> [WHAT IS ASKED]: Write the records out again, keeping each line exactly as it is.

> [INPUT FOR THIS TASK]:
>> BEGIN

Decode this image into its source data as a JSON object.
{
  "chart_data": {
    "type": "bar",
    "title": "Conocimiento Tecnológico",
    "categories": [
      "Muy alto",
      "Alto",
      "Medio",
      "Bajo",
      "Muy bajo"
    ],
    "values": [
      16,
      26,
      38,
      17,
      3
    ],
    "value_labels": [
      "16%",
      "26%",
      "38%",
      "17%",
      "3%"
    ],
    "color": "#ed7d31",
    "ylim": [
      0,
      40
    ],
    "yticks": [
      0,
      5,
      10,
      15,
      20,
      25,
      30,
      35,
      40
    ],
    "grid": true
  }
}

>> END

> [THE RESULT]:
Decode this image into its source data as a JSON object.
{
  "chart_data": {
    "type": "bar",
    "title": "Conocimiento Tecnológico",
    "categories": [
      "Muy alto",
      "Alto",
      "Medio",
      "Bajo",
      "Muy bajo"
    ],
    "values": [
      16,
      26,
      38,
      17,
      3
    ],
    "value_labels": [
      "16%",
      "26%",
      "38%",
      "17%",
      "3%"
    ],
    "color": "#ed7d31",
    "ylim": [
      0,
      40
    ],
    "yticks": [
      0,
      5,
      10,
      15,
      20,
      25,
      30,
      35,
      40
    ],
    "grid": true
  }
}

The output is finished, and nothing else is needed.